▸ THE RECORDS:
——

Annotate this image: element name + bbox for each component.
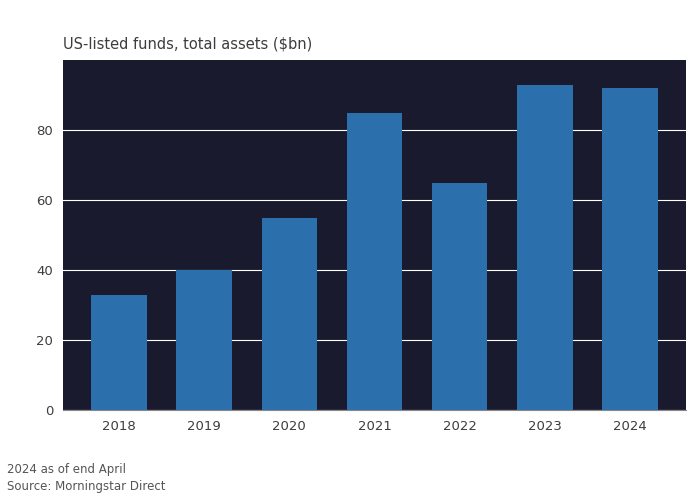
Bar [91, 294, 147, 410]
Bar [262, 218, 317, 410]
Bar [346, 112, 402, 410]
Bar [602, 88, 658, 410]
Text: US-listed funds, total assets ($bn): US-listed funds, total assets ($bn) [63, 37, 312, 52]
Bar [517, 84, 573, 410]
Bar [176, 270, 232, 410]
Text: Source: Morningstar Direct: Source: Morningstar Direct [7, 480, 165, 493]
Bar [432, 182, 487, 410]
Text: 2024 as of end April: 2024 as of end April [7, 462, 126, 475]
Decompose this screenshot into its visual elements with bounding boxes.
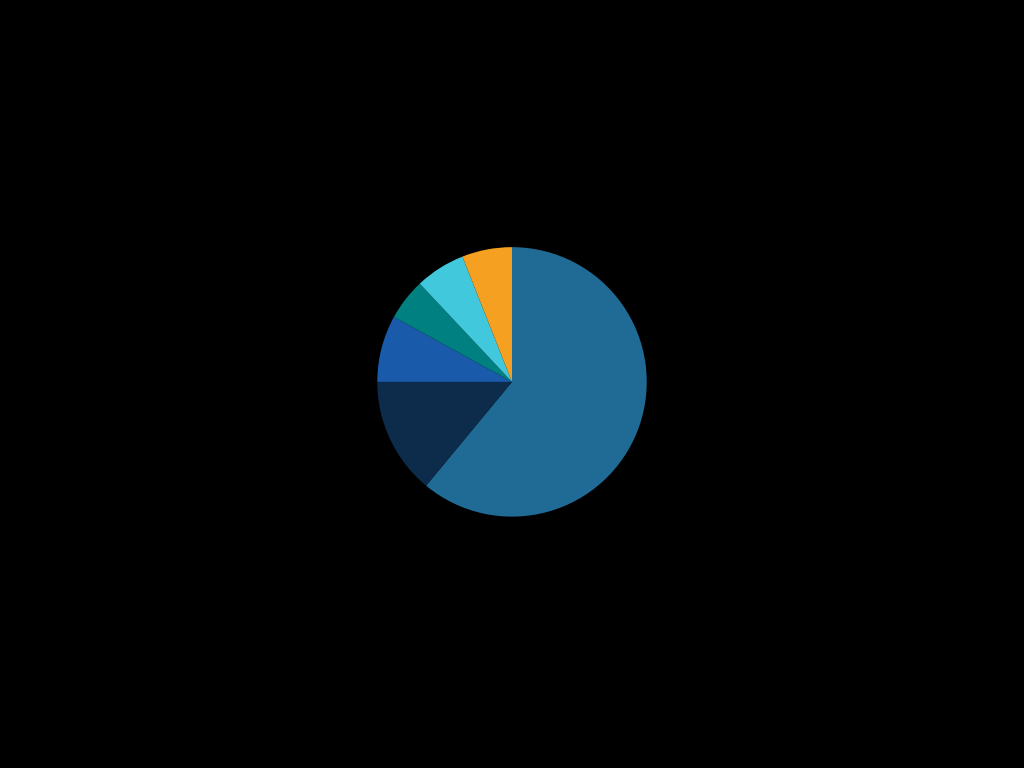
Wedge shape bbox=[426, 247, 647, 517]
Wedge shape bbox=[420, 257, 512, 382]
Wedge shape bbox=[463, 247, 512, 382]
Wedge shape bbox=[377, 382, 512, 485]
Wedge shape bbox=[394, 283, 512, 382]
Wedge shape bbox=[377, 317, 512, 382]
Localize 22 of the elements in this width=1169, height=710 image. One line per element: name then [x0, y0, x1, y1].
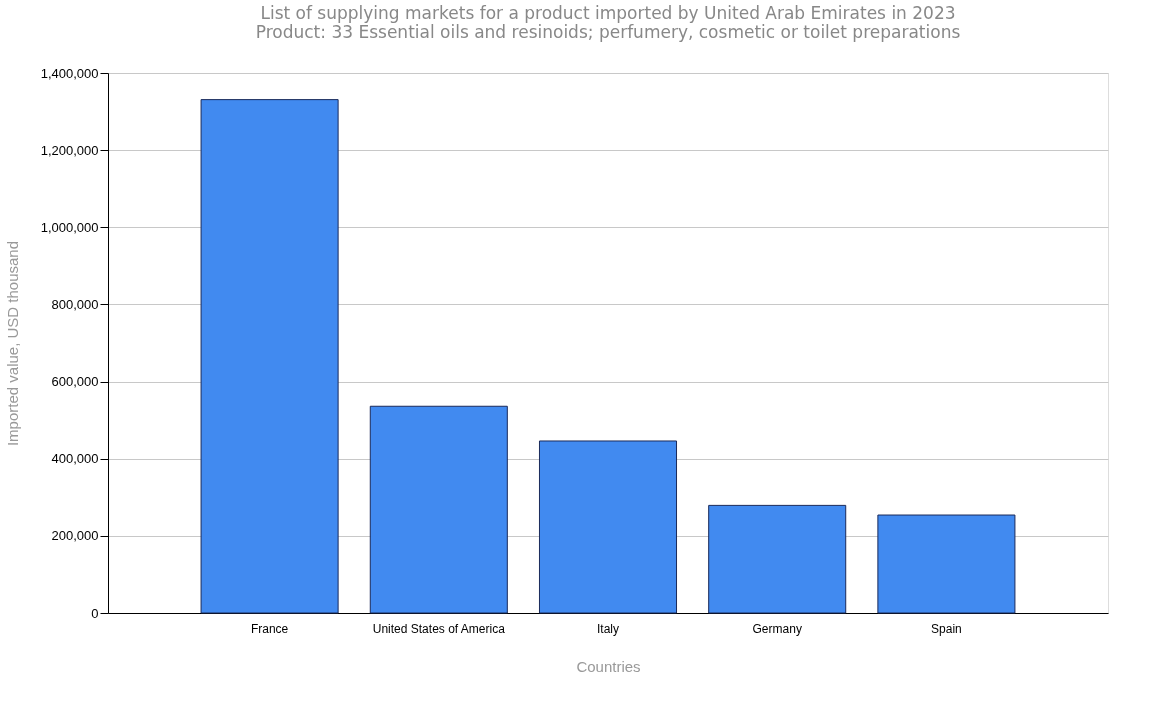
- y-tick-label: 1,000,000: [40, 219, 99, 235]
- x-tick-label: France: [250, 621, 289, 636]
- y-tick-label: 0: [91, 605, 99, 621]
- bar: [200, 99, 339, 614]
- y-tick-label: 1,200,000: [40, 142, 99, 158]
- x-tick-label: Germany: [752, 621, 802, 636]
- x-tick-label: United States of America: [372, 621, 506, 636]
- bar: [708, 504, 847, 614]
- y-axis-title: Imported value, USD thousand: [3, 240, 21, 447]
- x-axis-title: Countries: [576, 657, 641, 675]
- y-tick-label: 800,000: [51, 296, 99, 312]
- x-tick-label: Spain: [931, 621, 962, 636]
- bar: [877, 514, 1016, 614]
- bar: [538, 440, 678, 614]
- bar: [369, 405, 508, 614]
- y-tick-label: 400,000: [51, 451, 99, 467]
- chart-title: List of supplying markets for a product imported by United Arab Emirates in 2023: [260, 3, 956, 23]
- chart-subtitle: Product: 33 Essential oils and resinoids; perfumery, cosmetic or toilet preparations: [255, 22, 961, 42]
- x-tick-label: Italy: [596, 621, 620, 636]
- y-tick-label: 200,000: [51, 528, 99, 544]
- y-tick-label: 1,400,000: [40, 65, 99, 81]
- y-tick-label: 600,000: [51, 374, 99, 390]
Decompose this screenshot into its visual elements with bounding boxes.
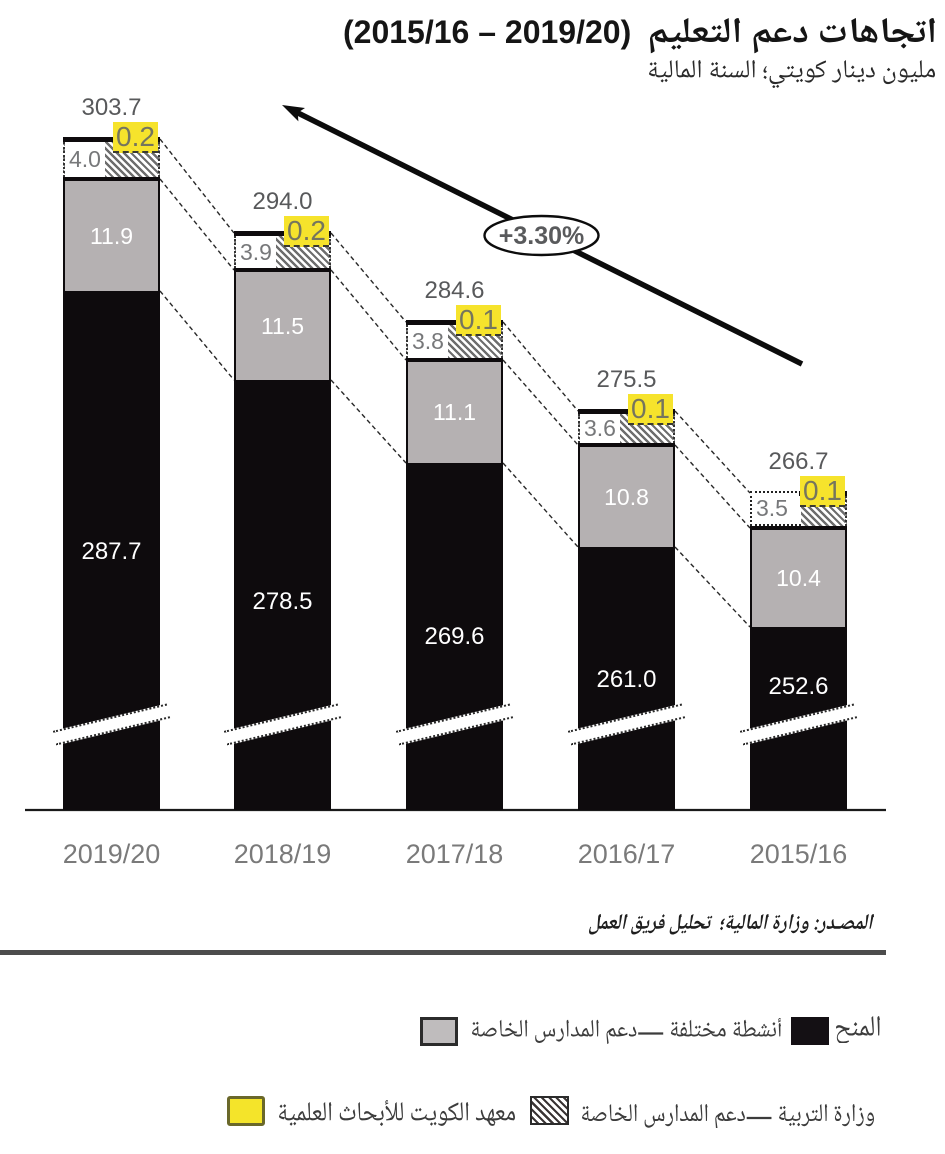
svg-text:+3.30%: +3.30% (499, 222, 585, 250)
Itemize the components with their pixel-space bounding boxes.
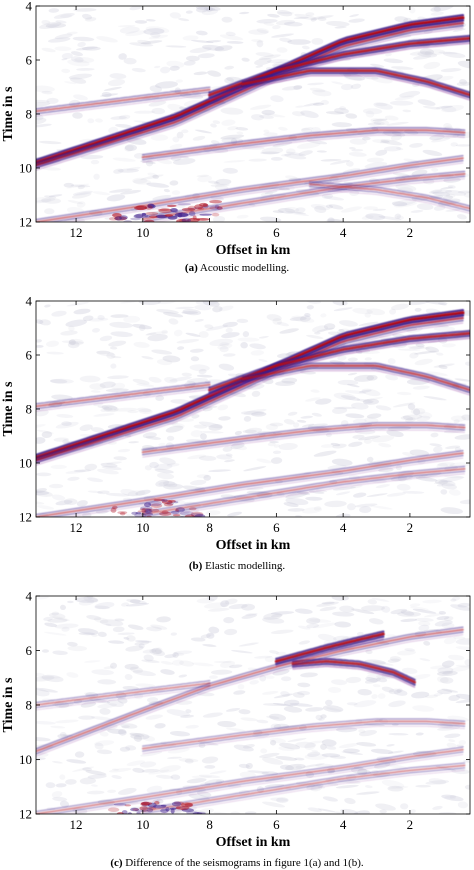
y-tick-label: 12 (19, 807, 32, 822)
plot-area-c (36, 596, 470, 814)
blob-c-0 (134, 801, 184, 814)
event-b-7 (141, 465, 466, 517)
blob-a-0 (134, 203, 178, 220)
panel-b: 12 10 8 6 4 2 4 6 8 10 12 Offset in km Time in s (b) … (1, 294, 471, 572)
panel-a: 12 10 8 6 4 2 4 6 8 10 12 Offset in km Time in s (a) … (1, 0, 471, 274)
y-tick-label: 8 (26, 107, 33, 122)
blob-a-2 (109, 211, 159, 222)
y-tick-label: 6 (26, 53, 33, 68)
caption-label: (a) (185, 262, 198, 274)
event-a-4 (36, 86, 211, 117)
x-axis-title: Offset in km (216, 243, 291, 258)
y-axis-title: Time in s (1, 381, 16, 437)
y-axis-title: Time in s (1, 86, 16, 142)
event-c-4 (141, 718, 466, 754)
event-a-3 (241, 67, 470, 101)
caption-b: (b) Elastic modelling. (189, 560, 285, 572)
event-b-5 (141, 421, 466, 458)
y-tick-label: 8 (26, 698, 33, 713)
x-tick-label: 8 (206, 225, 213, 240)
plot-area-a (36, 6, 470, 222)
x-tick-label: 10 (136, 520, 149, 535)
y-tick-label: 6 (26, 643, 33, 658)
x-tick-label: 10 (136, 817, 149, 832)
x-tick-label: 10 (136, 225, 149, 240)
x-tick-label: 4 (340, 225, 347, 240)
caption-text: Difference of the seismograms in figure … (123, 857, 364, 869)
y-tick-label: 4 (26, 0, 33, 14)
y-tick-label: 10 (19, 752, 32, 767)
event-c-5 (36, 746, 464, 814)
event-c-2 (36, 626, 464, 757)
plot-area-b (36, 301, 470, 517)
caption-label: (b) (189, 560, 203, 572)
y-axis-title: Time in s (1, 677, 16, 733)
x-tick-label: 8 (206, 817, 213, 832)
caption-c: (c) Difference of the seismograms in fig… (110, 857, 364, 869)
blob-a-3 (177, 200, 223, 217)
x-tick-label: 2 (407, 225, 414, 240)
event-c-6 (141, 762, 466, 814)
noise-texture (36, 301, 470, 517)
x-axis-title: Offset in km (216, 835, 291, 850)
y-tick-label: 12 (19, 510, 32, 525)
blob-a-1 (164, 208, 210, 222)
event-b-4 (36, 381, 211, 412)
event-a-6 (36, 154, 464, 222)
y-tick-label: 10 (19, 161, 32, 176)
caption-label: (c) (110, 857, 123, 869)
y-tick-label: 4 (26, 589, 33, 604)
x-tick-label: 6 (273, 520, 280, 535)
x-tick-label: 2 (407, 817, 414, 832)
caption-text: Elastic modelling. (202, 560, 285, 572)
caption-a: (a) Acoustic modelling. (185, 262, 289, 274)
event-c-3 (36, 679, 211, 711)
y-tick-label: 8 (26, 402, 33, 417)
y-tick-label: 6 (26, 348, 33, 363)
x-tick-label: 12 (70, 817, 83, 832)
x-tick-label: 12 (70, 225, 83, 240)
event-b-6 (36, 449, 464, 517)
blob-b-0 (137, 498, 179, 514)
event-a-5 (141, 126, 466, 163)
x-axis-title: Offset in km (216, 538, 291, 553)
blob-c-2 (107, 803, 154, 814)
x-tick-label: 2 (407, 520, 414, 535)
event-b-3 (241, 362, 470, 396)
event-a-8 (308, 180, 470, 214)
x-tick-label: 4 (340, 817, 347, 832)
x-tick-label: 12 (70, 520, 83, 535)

——

▸ CHALLENGE: Rewrite the stretch of lines from the one containing "y-tick-label: 12 (19, 807, 32, 822)" through the one containing "y-tick-label: 6 (26, 53, 33, 68)", replacing "Offset in km" with "Offset (km)" and leaving everything else unchanged. Return only those lines.

▸ WRITTEN REPLY:
y-tick-label: 12 (19, 807, 32, 822)
plot-area-c (36, 596, 470, 814)
blob-c-0 (134, 801, 184, 814)
event-b-7 (141, 465, 466, 517)
blob-a-0 (134, 203, 178, 220)
panel-b: 12 10 8 6 4 2 4 6 8 10 12 Offset (km) Time in s (b) … (1, 294, 471, 572)
panel-a: 12 10 8 6 4 2 4 6 8 10 12 Offset (km) Time in s (a) … (1, 0, 471, 274)
y-tick-label: 8 (26, 107, 33, 122)
blob-a-2 (109, 211, 159, 222)
y-tick-label: 6 (26, 53, 33, 68)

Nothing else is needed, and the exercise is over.